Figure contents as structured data
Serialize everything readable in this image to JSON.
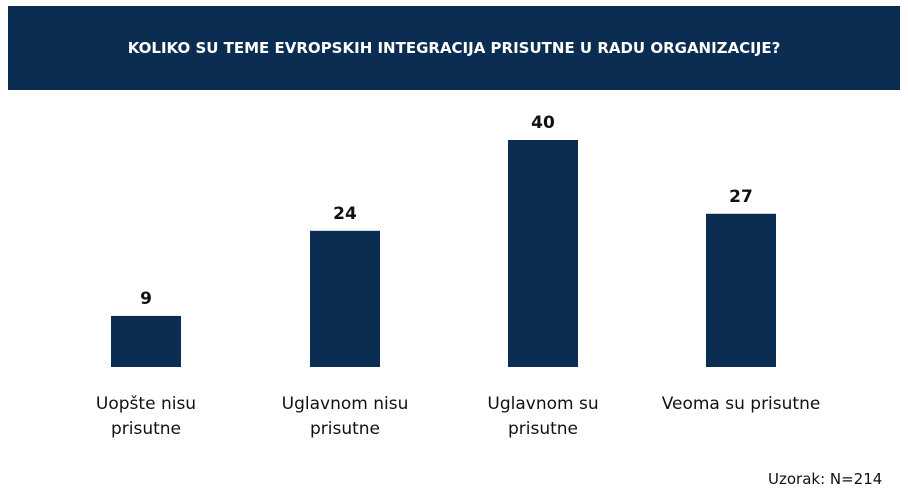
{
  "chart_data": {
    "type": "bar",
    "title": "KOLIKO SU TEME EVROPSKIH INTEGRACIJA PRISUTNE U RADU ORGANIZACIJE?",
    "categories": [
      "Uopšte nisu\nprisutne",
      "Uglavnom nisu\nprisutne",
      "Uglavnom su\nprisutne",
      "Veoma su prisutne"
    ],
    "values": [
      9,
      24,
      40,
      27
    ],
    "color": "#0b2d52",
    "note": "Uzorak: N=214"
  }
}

...

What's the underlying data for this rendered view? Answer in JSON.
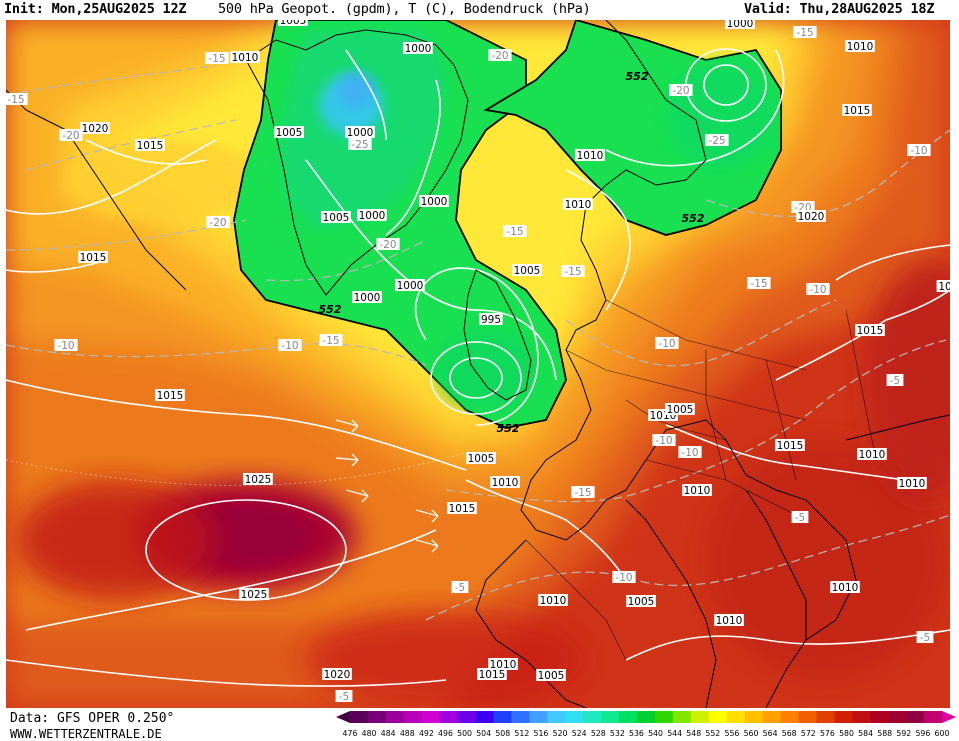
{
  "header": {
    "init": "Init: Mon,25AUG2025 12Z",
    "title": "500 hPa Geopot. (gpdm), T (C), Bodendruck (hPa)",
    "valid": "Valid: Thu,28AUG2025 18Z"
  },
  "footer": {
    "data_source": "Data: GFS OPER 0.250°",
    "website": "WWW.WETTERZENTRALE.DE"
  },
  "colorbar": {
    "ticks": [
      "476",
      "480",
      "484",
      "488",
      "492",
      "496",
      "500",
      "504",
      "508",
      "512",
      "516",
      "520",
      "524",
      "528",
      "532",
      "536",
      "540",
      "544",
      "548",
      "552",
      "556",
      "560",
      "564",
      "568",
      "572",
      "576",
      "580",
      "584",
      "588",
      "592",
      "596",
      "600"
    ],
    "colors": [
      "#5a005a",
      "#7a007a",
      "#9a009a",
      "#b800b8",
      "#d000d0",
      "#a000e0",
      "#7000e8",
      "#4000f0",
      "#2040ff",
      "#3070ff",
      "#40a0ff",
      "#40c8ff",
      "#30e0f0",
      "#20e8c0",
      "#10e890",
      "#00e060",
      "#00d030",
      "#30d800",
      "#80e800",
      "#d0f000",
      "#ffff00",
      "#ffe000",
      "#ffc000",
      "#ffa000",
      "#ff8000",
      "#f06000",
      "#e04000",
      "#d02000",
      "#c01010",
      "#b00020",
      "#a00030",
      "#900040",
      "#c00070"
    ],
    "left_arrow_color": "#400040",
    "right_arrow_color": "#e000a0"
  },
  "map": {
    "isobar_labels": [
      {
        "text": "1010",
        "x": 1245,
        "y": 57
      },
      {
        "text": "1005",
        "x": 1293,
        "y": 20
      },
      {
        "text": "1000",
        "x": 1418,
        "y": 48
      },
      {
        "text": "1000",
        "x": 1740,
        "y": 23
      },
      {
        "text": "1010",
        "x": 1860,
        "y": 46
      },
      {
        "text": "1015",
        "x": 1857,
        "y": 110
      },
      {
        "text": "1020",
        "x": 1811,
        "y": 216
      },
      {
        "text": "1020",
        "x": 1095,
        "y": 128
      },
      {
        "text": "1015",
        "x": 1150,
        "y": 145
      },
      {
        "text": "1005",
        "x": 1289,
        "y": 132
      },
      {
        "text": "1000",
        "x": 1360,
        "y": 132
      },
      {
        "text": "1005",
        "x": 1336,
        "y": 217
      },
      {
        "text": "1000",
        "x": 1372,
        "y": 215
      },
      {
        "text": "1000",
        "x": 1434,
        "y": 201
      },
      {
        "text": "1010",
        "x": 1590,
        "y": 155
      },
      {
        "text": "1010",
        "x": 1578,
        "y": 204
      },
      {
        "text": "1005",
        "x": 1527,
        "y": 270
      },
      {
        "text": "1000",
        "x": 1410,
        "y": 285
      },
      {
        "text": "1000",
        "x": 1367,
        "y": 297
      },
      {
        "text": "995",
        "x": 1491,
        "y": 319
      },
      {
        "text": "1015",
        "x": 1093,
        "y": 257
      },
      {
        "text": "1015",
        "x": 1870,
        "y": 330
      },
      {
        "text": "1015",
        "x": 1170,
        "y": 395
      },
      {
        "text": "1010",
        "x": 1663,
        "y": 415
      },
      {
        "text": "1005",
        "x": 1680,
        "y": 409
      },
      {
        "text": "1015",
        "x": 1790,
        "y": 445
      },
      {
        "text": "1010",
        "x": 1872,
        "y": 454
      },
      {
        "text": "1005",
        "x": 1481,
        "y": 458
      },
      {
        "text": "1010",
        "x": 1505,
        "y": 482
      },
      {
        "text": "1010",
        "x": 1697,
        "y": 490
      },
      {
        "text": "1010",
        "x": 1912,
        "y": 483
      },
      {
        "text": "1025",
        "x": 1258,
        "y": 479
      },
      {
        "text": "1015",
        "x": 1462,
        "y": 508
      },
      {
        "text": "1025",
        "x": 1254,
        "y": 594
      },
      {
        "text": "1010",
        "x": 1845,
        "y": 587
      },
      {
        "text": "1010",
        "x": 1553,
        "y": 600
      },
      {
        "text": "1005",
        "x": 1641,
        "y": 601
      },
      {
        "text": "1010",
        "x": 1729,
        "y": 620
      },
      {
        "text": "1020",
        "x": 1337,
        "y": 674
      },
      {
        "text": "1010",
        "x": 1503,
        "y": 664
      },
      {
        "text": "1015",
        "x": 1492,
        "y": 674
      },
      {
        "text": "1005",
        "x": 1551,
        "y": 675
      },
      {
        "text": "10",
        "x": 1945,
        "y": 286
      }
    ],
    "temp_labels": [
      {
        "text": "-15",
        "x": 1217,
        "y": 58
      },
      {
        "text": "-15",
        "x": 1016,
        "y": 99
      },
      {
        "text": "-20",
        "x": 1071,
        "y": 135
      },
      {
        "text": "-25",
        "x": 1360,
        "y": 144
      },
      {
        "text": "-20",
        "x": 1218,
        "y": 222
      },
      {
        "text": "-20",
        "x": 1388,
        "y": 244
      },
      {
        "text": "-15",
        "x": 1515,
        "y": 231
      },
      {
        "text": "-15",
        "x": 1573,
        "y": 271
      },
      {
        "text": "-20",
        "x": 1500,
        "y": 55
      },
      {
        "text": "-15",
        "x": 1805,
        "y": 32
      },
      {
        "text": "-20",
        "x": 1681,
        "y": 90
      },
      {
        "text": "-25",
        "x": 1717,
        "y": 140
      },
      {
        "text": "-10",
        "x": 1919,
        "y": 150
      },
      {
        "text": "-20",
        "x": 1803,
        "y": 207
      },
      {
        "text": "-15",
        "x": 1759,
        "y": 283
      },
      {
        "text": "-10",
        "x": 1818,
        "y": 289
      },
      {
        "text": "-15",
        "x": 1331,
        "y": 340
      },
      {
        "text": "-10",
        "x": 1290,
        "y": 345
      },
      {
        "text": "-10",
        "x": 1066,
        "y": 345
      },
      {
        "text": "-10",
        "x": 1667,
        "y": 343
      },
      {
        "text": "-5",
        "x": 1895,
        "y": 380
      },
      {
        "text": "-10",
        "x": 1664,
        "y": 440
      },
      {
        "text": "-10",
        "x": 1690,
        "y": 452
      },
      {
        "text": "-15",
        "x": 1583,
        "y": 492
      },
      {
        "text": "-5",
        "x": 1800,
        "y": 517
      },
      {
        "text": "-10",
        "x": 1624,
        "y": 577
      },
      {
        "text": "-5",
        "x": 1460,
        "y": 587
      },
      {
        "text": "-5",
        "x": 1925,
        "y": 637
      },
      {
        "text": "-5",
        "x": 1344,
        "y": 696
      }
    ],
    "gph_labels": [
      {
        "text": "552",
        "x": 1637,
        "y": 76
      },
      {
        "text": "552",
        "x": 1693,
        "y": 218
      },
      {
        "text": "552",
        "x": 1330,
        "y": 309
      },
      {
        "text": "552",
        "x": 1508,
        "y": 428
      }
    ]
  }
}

Work to do = Using the records above, copy every line that has the word "Uglavnom" in it.

Written solution =
      "Uglavnom nisu\nprisutne",
      "Uglavnom su\nprisutne",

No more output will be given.